> **Tasks for this exercise**
A. Using the text about AC Milan, say whether each statement agrees with it. Answer yes or no and quote the words that decide it. (i) The Curva Sud left the San Siro with 10 minutes to go. (ii) No team in the top five leagues has fired fewer shots on target than Milan. (iii) Milan finished the game without a red card.
B. From the text about AC Milan, reproduce word for word the passage that starts with "It takes a special" and goes on through "more red cards.".
Start of Text shown
With 10 minutes to go, the Curva Sud left the San Siro, thousands at a time. A boisterous fan group, it had spent the entire second half cursing at the players. "This club doesn't deserve us," they chanted. Then they took to the exits. There was no more to see. AC Milan surrendered without a fight, slipping to a fourth defeat in six matches and their worst start to a season since the 1930s.

It takes a special kind of ineptitude to sink this low. Milan fielded all sorts of bad teams over the past few years, but none inspired such venom from the fans. The whistles were deafening Sunday and the chants full of expletives.

Milan couldn't even finish the game without getting a red card. On top of playing some of the most insipid, ineffectual, and anemic football that multi-million-euro professionals can play, this group has displayed a shocking irreverence for the rules. It's devoid of ideas and unhinged. Only Mallorca and Deportivo Alaves have fired fewer shots on target in the top five leagues than Milan. No team has accumulated more red cards.
End of Text shown
Start of Data listing
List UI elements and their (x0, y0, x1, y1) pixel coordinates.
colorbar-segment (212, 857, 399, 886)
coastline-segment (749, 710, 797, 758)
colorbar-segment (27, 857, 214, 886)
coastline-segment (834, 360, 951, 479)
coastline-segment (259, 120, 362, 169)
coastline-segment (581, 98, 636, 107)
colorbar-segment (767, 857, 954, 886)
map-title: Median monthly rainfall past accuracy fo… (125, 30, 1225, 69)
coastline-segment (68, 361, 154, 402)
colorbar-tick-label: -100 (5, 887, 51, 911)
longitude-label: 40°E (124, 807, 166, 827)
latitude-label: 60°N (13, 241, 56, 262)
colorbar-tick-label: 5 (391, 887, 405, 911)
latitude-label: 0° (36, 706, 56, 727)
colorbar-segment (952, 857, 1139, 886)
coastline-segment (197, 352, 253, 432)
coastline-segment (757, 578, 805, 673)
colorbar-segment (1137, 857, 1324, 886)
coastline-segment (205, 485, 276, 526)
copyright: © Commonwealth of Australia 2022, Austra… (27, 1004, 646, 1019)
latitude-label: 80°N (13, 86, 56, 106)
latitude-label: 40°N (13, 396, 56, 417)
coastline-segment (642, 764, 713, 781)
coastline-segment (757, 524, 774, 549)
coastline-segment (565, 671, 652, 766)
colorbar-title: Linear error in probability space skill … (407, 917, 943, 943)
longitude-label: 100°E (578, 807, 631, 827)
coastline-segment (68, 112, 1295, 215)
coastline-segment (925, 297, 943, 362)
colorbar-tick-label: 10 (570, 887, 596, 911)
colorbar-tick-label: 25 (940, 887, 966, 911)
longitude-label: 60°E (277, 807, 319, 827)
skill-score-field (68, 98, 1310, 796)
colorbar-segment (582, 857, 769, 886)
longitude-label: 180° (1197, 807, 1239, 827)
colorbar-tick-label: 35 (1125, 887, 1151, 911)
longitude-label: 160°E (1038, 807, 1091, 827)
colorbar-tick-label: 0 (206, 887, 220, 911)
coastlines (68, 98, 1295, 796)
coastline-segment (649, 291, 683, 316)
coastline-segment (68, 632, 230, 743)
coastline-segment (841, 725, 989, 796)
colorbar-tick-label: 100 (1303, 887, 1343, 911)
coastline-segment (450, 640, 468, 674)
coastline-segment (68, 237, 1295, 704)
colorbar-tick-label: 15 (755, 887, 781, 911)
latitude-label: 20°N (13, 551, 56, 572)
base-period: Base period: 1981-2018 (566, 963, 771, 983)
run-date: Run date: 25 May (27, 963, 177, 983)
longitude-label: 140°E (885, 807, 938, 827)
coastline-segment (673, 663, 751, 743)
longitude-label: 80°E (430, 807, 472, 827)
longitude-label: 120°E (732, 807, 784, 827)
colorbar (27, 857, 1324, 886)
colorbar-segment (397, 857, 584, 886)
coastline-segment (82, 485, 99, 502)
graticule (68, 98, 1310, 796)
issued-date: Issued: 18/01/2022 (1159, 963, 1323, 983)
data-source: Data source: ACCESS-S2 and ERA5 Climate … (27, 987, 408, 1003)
End of Data listing
> **Task solutions**
A.
(i) Yes: "With 10 minutes to go, the Curva Sud left the San Siro, thousands at a time."
(ii) No: "Only Mallorca and Deportivo Alaves have fired fewer shots on target in the top five leagues than Milan."
(iii) No: "Milan couldn't even finish the game without getting a red card."

B.
It takes a special kind of ineptitude to sink this low. Milan fielded all sorts of bad teams over the past few years, but none inspired such venom from the fans. The whistles were deafening Sunday and the chants full of expletives.

Milan couldn't even finish the game without getting a red card. On top of playing some of the most insipid, ineffectual, and anemic football that multi-million-euro professionals can play, this group has displayed a shocking irreverence for the rules. It's devoid of ideas and unhinged. Only Mallorca and Deportivo Alaves have fired fewer shots on target in the top five leagues than Milan. No team has accumulated more red cards.